[Dataset entries on figures]
* * *

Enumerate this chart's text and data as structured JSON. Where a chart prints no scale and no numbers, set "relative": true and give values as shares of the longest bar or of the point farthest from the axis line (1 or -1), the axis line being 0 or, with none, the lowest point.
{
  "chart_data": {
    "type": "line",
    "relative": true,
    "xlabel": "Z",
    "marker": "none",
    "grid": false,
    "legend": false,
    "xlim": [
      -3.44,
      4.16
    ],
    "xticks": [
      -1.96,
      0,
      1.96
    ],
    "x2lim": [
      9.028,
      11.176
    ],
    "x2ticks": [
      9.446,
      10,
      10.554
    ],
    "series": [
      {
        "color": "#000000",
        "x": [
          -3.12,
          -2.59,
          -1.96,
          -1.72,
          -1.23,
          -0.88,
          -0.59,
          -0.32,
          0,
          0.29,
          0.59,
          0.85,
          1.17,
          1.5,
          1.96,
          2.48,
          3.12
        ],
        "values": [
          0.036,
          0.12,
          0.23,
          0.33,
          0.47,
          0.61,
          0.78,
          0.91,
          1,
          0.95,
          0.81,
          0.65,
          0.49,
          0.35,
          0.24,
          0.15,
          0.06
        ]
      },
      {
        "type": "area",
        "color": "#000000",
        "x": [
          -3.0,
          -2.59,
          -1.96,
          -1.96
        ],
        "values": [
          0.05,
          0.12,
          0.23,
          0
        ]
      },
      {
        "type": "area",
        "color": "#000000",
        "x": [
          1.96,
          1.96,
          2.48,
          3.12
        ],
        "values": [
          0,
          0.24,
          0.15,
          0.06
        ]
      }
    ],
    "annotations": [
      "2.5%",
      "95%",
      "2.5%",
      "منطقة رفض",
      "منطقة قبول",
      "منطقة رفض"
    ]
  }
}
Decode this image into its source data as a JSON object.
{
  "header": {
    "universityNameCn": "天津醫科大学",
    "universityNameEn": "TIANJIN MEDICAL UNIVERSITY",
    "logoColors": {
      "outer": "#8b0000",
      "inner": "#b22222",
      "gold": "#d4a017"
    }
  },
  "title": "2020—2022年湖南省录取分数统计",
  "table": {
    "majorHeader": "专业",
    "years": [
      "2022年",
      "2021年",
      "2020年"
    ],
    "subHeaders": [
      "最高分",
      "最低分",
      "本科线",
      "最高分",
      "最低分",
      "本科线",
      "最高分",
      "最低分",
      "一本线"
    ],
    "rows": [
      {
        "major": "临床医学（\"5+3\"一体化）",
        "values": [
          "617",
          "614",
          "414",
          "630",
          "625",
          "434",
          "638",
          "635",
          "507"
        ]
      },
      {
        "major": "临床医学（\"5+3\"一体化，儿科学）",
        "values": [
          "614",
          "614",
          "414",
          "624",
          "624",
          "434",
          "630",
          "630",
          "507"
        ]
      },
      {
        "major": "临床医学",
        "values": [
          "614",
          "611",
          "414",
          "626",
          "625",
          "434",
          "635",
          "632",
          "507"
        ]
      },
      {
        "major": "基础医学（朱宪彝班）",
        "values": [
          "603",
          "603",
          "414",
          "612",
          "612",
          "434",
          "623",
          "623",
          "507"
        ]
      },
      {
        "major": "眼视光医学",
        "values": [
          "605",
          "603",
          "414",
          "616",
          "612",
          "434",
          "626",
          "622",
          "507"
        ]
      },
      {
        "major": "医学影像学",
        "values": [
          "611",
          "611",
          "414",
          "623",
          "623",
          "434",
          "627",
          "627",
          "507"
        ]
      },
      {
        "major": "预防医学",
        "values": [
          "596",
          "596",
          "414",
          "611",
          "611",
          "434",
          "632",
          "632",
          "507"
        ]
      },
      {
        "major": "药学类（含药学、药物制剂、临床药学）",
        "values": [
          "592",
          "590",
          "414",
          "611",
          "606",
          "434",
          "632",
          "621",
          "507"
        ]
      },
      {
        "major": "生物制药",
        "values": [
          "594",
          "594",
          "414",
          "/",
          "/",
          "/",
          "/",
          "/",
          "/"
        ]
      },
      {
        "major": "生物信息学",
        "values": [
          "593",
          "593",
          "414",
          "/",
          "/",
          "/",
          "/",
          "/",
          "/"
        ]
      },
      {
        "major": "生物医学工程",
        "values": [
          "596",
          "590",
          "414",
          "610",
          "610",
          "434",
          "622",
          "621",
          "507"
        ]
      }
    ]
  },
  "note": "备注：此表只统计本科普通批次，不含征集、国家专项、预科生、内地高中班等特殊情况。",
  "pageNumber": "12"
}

* * *

_Instructions for the task_
Which lines in the listing above hold the word "relative"? Show each of them.

_Full output_
Enumerate this chart's text and data as structured JSON. Where a chart prints no scale and no numbers, set "relative": true and give values as shares of the longest bar or of the point farthest from the axis line (1 or -1), the axis line being 0 or, with none, the lowest point.
    "relative": true,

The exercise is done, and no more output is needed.